### Records for this task
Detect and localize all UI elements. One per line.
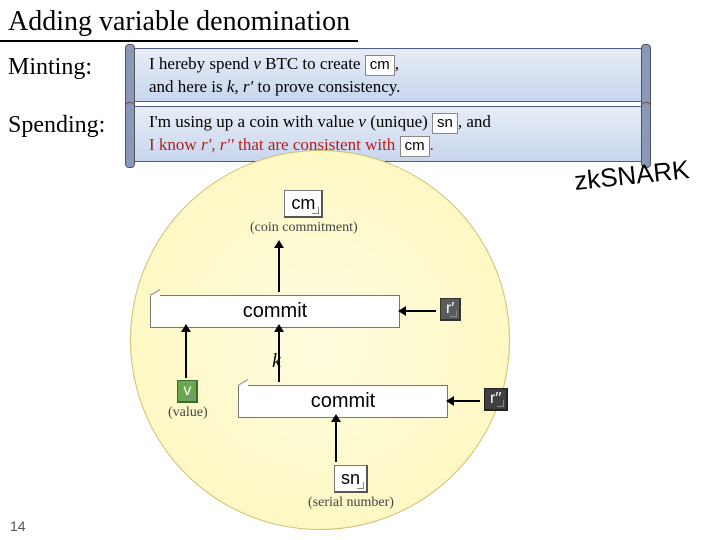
commit-box-2: commit (238, 385, 448, 418)
text: I hereby spend (149, 54, 253, 73)
slide-title: Adding variable denomination (0, 0, 358, 42)
text: and here is (149, 77, 227, 96)
cm-caption: (coin commitment) (250, 220, 358, 236)
v-tag: v (177, 380, 198, 403)
r1-node: r′ (440, 298, 461, 321)
r2-node: r′′ (484, 388, 508, 411)
text: , (395, 54, 399, 73)
sn-node: sn (serial number) (308, 465, 394, 511)
arrow-commit1-to-cm (278, 246, 280, 292)
r1-tag: r′ (440, 298, 461, 321)
arrow-v-to-commit (185, 330, 187, 378)
minting-scroll: I hereby spend v BTC to create cm, and h… (128, 48, 648, 102)
cm-node: cm (coin commitment) (250, 190, 358, 236)
sn-tag: sn (334, 465, 368, 493)
v-caption: (value) (168, 405, 208, 421)
minting-line1: I hereby spend v BTC to create cm, (149, 53, 627, 76)
arrow-r2-to-commit2 (452, 400, 480, 402)
minting-line2: and here is k, r′ to prove consistency. (149, 76, 627, 97)
cm-tag: cm (284, 190, 323, 218)
sn-inline-tag: sn (432, 113, 458, 134)
spending-line1: I'm using up a coin with value v (unique… (149, 111, 627, 134)
arrow-r1-to-commit1 (404, 310, 436, 312)
text: to prove consistency. (253, 77, 400, 96)
text: (unique) (366, 112, 432, 131)
minting-row: Minting: I hereby spend v BTC to create … (0, 46, 720, 104)
text: , and (458, 112, 491, 131)
var-v: v (253, 54, 261, 73)
sn-caption: (serial number) (308, 495, 394, 511)
minting-label: Minting: (8, 48, 118, 81)
r2-tag: r′′ (484, 388, 508, 411)
k-symbol: k (272, 350, 281, 373)
page-number: 14 (10, 518, 26, 534)
text: I'm using up a coin with value (149, 112, 358, 131)
vars-kr: k, r′ (227, 77, 253, 96)
diagram: cm (coin commitment) commit r′ k commit … (0, 150, 720, 540)
arrow-sn-to-commit2 (335, 420, 337, 462)
cm-inline-tag: cm (365, 55, 395, 76)
text: BTC to create (261, 54, 365, 73)
var-v2: v (358, 112, 366, 131)
v-node: v (value) (168, 380, 208, 421)
spending-label: Spending: (8, 106, 118, 139)
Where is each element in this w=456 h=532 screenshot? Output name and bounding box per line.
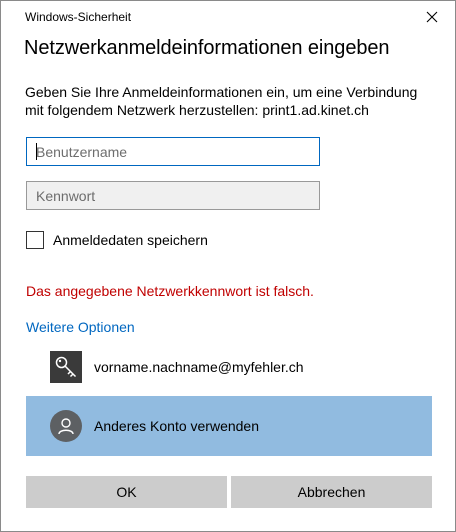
######
» **Directive**: List everything from the line containing "commit-box-2: commit (238, 385, 448, 418)" down to the line containing "vars-kr: k, r′ (227, 77, 253, 96)" as a numbered list, leaving out any blank lines.

» **Exercise solution**:
1. commit-box-2: commit (238, 385, 448, 418)
2. text: I hereby spend (149, 54, 253, 73)
3. slide-title: Adding variable denomination (0, 0, 358, 42)
4. text: and here is (149, 77, 227, 96)
5. cm-caption: (coin commitment) (250, 220, 358, 236)
6. v-tag: v (177, 380, 198, 403)
7. r1-node: r′ (440, 298, 461, 321)
8. r2-node: r′′ (484, 388, 508, 411)
9. text: , (395, 54, 399, 73)
10. sn-node: sn (serial number) (308, 465, 394, 511)
11. arrow-commit1-to-cm (278, 246, 280, 292)
12. r1-tag: r′ (440, 298, 461, 321)
13. arrow-v-to-commit (185, 330, 187, 378)
14. minting-scroll: I hereby spend v BTC to create cm, and h… (128, 48, 648, 102)
15. cm-node: cm (coin commitment) (250, 190, 358, 236)
16. sn-tag: sn (334, 465, 368, 493)
17. v-caption: (value) (168, 405, 208, 421)
18. minting-line1: I hereby spend v BTC to create cm, (149, 53, 627, 76)
19. arrow-r2-to-commit2 (452, 400, 480, 402)
20. minting-line2: and here is k, r′ to prove consistency. (149, 76, 627, 97)
21. cm-tag: cm (284, 190, 323, 218)
22. sn-inline-tag: sn (432, 113, 458, 134)
23. spending-line1: I'm using up a coin with value v (unique… (149, 111, 627, 134)
24. arrow-r1-to-commit1 (404, 310, 436, 312)
25. text: to prove consistency. (253, 77, 400, 96)
26. text: (unique) (366, 112, 432, 131)
27. minting-row: Minting: I hereby spend v BTC to create … (0, 46, 720, 104)
28. text: , and (458, 112, 491, 131)
29. var-v: v (253, 54, 261, 73)
30. sn-caption: (serial number) (308, 495, 394, 511)
31. minting-label: Minting: (8, 48, 118, 81)
32. r2-tag: r′′ (484, 388, 508, 411)
33. k-symbol: k (272, 350, 281, 373)
34. page-number: 14 (10, 518, 26, 534)
35. text: I'm using up a coin with value (149, 112, 358, 131)
36. vars-kr: k, r′ (227, 77, 253, 96)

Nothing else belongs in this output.